◆ WRITTEN EXERCISE: Repeat all the material exactly; pictures stay out of your copy.

◆ RECORDS SUPPLIED:
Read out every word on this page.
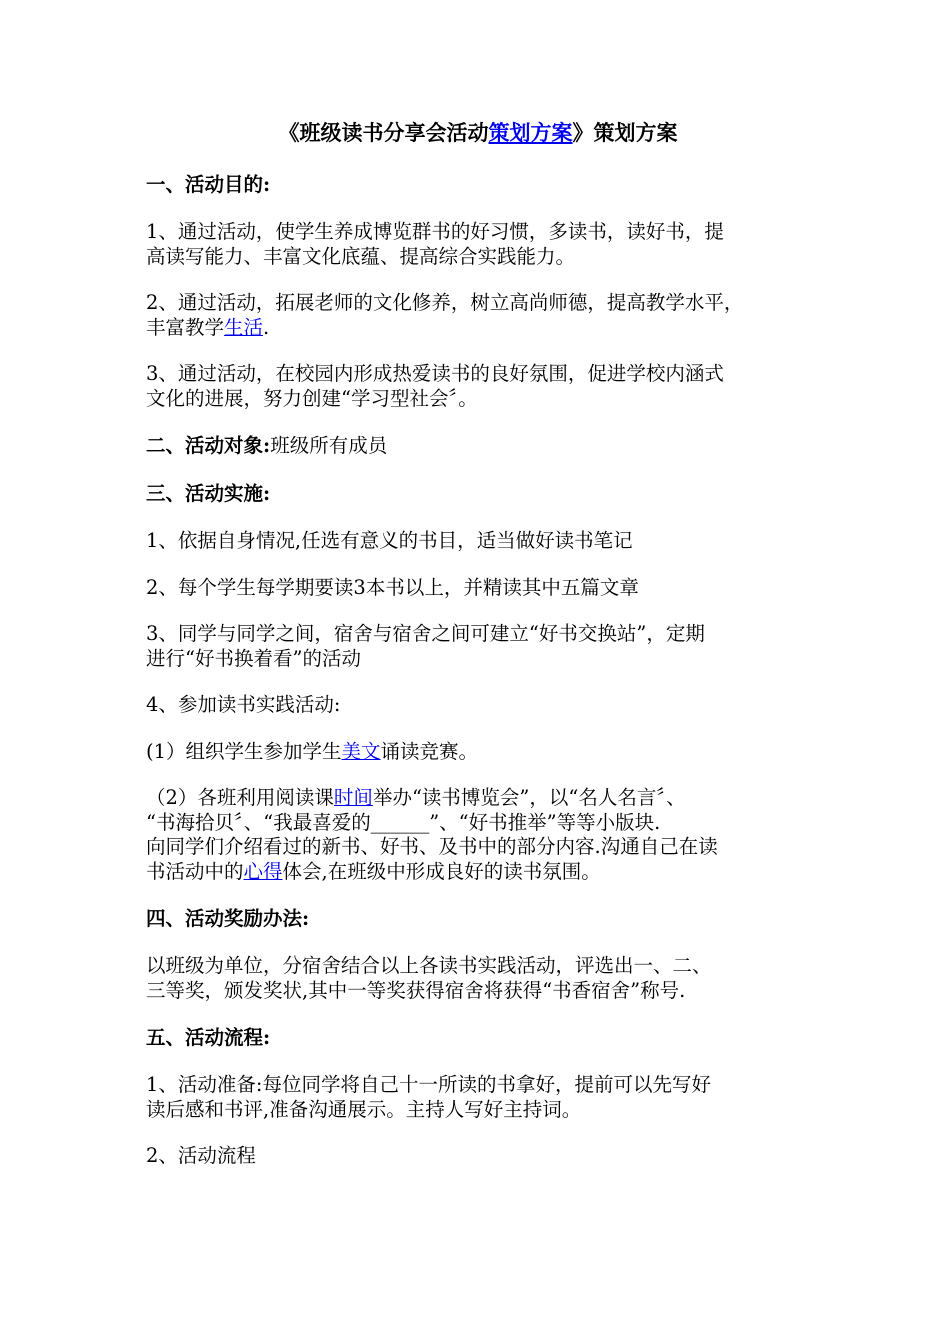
《班级读书分享会活动策划方案》策划方案
一、活动目的:
1、通过活动，使学生养成博览群书的好习惯，多读书，读好书，提
高读写能力、丰富文化底蕴、提高综合实践能力。
2、通过活动，拓展老师的文化修养，树立高尚师德，提高教学水平，
丰富教学生活.
3、通过活动，在校园内形成热爱读书的良好氛围，促进学校内涵式
文化的进展，努力创建“学习型社会〞。
二、活动对象:班级所有成员
三、活动实施:
1、依据自身情况,任选有意义的书目，适当做好读书笔记
2、每个学生每学期要读3本书以上，并精读其中五篇文章
3、同学与同学之间，宿舍与宿舍之间可建立“好书交换站”，定期
进行“好书换着看”的活动
4、参加读书实践活动:
(1）组织学生参加学生美文诵读竞赛。
（2）各班利用阅读课时间举办“读书博览会”，以“名人名言〞、
“书海拾贝〞、“我最喜爱的______”、“好书推举”等等小版块.
向同学们介绍看过的新书、好书、及书中的部分内容.沟通自己在读
书活动中的心得体会,在班级中形成良好的读书氛围。
四、活动奖励办法:
以班级为单位，分宿舍结合以上各读书实践活动，评选出一、二、
三等奖，颁发奖状,其中一等奖获得宿舍将获得“书香宿舍”称号.
五、活动流程:
1、活动准备:每位同学将自己十一所读的书拿好，提前可以先写好
读后感和书评,准备沟通展示。主持人写好主持词。
2、活动流程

◆ SOLUTION:
Read out every word on this page.
《班级读书分享会活动策划方案》策划方案
一、活动目的:
1、通过活动，使学生养成博览群书的好习惯，多读书，读好书，提
高读写能力、丰富文化底蕴、提高综合实践能力。
2、通过活动，拓展老师的文化修养，树立高尚师德，提高教学水平，
丰富教学生活.
3、通过活动，在校园内形成热爱读书的良好氛围，促进学校内涵式
文化的进展，努力创建“学习型社会〞。
二、活动对象:班级所有成员
三、活动实施:
1、依据自身情况,任选有意义的书目，适当做好读书笔记
2、每个学生每学期要读3本书以上，并精读其中五篇文章
3、同学与同学之间，宿舍与宿舍之间可建立“好书交换站”，定期
进行“好书换着看”的活动
4、参加读书实践活动:
(1）组织学生参加学生美文诵读竞赛。
（2）各班利用阅读课时间举办“读书博览会”，以“名人名言〞、
“书海拾贝〞、“我最喜爱的______”、“好书推举”等等小版块.
向同学们介绍看过的新书、好书、及书中的部分内容.沟通自己在读
书活动中的心得体会,在班级中形成良好的读书氛围。
四、活动奖励办法:
以班级为单位，分宿舍结合以上各读书实践活动，评选出一、二、
三等奖，颁发奖状,其中一等奖获得宿舍将获得“书香宿舍”称号.
五、活动流程:
1、活动准备:每位同学将自己十一所读的书拿好，提前可以先写好
读后感和书评,准备沟通展示。主持人写好主持词。
2、活动流程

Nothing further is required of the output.